• What is being asked:
Render the following material again verbatim, leaving nothing out.

## START Material for this exercise

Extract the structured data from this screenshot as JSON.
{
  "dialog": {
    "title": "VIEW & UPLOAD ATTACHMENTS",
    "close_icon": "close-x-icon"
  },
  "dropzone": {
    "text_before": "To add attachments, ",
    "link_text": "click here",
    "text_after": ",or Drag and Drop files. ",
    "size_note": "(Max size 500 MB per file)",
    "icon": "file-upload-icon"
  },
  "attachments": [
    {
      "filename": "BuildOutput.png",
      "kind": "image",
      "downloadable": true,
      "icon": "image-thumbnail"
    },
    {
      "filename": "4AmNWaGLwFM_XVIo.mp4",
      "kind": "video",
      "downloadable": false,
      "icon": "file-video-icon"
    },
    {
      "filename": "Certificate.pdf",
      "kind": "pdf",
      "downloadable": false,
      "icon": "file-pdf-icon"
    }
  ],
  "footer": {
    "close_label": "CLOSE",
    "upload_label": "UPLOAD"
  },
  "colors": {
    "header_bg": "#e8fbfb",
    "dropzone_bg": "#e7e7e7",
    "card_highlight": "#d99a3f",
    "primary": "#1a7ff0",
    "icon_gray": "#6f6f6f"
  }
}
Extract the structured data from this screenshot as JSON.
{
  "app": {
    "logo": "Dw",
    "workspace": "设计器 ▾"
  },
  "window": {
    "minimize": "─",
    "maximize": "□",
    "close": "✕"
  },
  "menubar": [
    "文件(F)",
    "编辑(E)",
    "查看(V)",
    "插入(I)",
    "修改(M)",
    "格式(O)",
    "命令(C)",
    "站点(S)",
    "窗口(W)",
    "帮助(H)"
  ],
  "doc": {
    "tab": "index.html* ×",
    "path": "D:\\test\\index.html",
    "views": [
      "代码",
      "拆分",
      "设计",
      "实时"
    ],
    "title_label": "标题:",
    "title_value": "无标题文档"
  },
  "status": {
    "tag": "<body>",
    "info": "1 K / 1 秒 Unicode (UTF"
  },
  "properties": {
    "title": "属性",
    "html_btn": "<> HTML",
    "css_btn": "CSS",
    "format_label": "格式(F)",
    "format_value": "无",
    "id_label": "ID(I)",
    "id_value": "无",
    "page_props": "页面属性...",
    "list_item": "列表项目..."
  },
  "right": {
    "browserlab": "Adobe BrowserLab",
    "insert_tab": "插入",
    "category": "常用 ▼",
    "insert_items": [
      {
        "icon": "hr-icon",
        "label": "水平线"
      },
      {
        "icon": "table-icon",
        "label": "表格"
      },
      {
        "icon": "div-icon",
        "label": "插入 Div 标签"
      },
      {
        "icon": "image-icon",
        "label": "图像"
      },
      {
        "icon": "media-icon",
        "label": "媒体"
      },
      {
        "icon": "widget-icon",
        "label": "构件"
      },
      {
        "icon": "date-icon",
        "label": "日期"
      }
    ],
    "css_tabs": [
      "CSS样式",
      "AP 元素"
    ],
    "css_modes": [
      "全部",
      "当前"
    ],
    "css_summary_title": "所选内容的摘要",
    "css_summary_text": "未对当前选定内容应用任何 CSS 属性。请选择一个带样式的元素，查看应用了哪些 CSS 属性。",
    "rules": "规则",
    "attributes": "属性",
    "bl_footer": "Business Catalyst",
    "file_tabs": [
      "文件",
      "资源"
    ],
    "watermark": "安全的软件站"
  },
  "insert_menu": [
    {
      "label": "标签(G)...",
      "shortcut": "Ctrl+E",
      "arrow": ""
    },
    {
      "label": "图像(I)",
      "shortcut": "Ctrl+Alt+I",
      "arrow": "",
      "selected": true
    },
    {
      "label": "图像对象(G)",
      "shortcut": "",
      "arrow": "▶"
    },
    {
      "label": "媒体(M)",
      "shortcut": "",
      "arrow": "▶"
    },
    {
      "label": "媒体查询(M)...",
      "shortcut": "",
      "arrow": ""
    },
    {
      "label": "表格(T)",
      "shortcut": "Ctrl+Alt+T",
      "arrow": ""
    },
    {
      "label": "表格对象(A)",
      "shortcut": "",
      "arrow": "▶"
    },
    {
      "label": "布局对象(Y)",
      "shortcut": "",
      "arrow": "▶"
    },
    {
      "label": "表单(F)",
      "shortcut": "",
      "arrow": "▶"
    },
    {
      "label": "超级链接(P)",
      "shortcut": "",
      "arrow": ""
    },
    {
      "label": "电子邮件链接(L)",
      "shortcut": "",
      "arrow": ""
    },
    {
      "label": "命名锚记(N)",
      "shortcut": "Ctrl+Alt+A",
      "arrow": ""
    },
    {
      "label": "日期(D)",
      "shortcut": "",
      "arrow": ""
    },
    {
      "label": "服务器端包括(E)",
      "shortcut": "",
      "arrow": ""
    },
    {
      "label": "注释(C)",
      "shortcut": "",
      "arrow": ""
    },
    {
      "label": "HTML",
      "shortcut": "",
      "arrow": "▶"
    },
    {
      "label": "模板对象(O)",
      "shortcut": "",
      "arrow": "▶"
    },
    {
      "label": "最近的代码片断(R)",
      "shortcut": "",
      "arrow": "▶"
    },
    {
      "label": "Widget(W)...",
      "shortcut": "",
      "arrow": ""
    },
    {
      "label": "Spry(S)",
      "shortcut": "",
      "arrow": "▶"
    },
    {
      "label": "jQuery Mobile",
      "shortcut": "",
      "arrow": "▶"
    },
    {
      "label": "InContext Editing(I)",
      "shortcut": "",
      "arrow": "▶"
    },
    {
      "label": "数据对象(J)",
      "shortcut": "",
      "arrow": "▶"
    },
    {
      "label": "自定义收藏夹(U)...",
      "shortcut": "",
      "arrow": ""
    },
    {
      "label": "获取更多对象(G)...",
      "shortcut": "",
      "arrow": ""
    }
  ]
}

## END Material for this exercise

• Correct answer:
Extract the structured data from this screenshot as JSON.
{
  "dialog": {
    "title": "VIEW & UPLOAD ATTACHMENTS",
    "close_icon": "close-x-icon"
  },
  "dropzone": {
    "text_before": "To add attachments, ",
    "link_text": "click here",
    "text_after": ",or Drag and Drop files. ",
    "size_note": "(Max size 500 MB per file)",
    "icon": "file-upload-icon"
  },
  "attachments": [
    {
      "filename": "BuildOutput.png",
      "kind": "image",
      "downloadable": true,
      "icon": "image-thumbnail"
    },
    {
      "filename": "4AmNWaGLwFM_XVIo.mp4",
      "kind": "video",
      "downloadable": false,
      "icon": "file-video-icon"
    },
    {
      "filename": "Certificate.pdf",
      "kind": "pdf",
      "downloadable": false,
      "icon": "file-pdf-icon"
    }
  ],
  "footer": {
    "close_label": "CLOSE",
    "upload_label": "UPLOAD"
  },
  "colors": {
    "header_bg": "#e8fbfb",
    "dropzone_bg": "#e7e7e7",
    "card_highlight": "#d99a3f",
    "primary": "#1a7ff0",
    "icon_gray": "#6f6f6f"
  }
}
Extract the structured data from this screenshot as JSON.
{
  "app": {
    "logo": "Dw",
    "workspace": "设计器 ▾"
  },
  "window": {
    "minimize": "─",
    "maximize": "□",
    "close": "✕"
  },
  "menubar": [
    "文件(F)",
    "编辑(E)",
    "查看(V)",
    "插入(I)",
    "修改(M)",
    "格式(O)",
    "命令(C)",
    "站点(S)",
    "窗口(W)",
    "帮助(H)"
  ],
  "doc": {
    "tab": "index.html* ×",
    "path": "D:\\test\\index.html",
    "views": [
      "代码",
      "拆分",
      "设计",
      "实时"
    ],
    "title_label": "标题:",
    "title_value": "无标题文档"
  },
  "status": {
    "tag": "<body>",
    "info": "1 K / 1 秒 Unicode (UTF"
  },
  "properties": {
    "title": "属性",
    "html_btn": "<> HTML",
    "css_btn": "CSS",
    "format_label": "格式(F)",
    "format_value": "无",
    "id_label": "ID(I)",
    "id_value": "无",
    "page_props": "页面属性...",
    "list_item": "列表项目..."
  },
  "right": {
    "browserlab": "Adobe BrowserLab",
    "insert_tab": "插入",
    "category": "常用 ▼",
    "insert_items": [
      {
        "icon": "hr-icon",
        "label": "水平线"
      },
      {
        "icon": "table-icon",
        "label": "表格"
      },
      {
        "icon": "div-icon",
        "label": "插入 Div 标签"
      },
      {
        "icon": "image-icon",
        "label": "图像"
      },
      {
        "icon": "media-icon",
        "label": "媒体"
      },
      {
        "icon": "widget-icon",
        "label": "构件"
      },
      {
        "icon": "date-icon",
        "label": "日期"
      }
    ],
    "css_tabs": [
      "CSS样式",
      "AP 元素"
    ],
    "css_modes": [
      "全部",
      "当前"
    ],
    "css_summary_title": "所选内容的摘要",
    "css_summary_text": "未对当前选定内容应用任何 CSS 属性。请选择一个带样式的元素，查看应用了哪些 CSS 属性。",
    "rules": "规则",
    "attributes": "属性",
    "bl_footer": "Business Catalyst",
    "file_tabs": [
      "文件",
      "资源"
    ],
    "watermark": "安全的软件站"
  },
  "insert_menu": [
    {
      "label": "标签(G)...",
      "shortcut": "Ctrl+E",
      "arrow": ""
    },
    {
      "label": "图像(I)",
      "shortcut": "Ctrl+Alt+I",
      "arrow": "",
      "selected": true
    },
    {
      "label": "图像对象(G)",
      "shortcut": "",
      "arrow": "▶"
    },
    {
      "label": "媒体(M)",
      "shortcut": "",
      "arrow": "▶"
    },
    {
      "label": "媒体查询(M)...",
      "shortcut": "",
      "arrow": ""
    },
    {
      "label": "表格(T)",
      "shortcut": "Ctrl+Alt+T",
      "arrow": ""
    },
    {
      "label": "表格对象(A)",
      "shortcut": "",
      "arrow": "▶"
    },
    {
      "label": "布局对象(Y)",
      "shortcut": "",
      "arrow": "▶"
    },
    {
      "label": "表单(F)",
      "shortcut": "",
      "arrow": "▶"
    },
    {
      "label": "超级链接(P)",
      "shortcut": "",
      "arrow": ""
    },
    {
      "label": "电子邮件链接(L)",
      "shortcut": "",
      "arrow": ""
    },
    {
      "label": "命名锚记(N)",
      "shortcut": "Ctrl+Alt+A",
      "arrow": ""
    },
    {
      "label": "日期(D)",
      "shortcut": "",
      "arrow": ""
    },
    {
      "label": "服务器端包括(E)",
      "shortcut": "",
      "arrow": ""
    },
    {
      "label": "注释(C)",
      "shortcut": "",
      "arrow": ""
    },
    {
      "label": "HTML",
      "shortcut": "",
      "arrow": "▶"
    },
    {
      "label": "模板对象(O)",
      "shortcut": "",
      "arrow": "▶"
    },
    {
      "label": "最近的代码片断(R)",
      "shortcut": "",
      "arrow": "▶"
    },
    {
      "label": "Widget(W)...",
      "shortcut": "",
      "arrow": ""
    },
    {
      "label": "Spry(S)",
      "shortcut": "",
      "arrow": "▶"
    },
    {
      "label": "jQuery Mobile",
      "shortcut": "",
      "arrow": "▶"
    },
    {
      "label": "InContext Editing(I)",
      "shortcut": "",
      "arrow": "▶"
    },
    {
      "label": "数据对象(J)",
      "shortcut": "",
      "arrow": "▶"
    },
    {
      "label": "自定义收藏夹(U)...",
      "shortcut": "",
      "arrow": ""
    },
    {
      "label": "获取更多对象(G)...",
      "shortcut": "",
      "arrow": ""
    }
  ]
}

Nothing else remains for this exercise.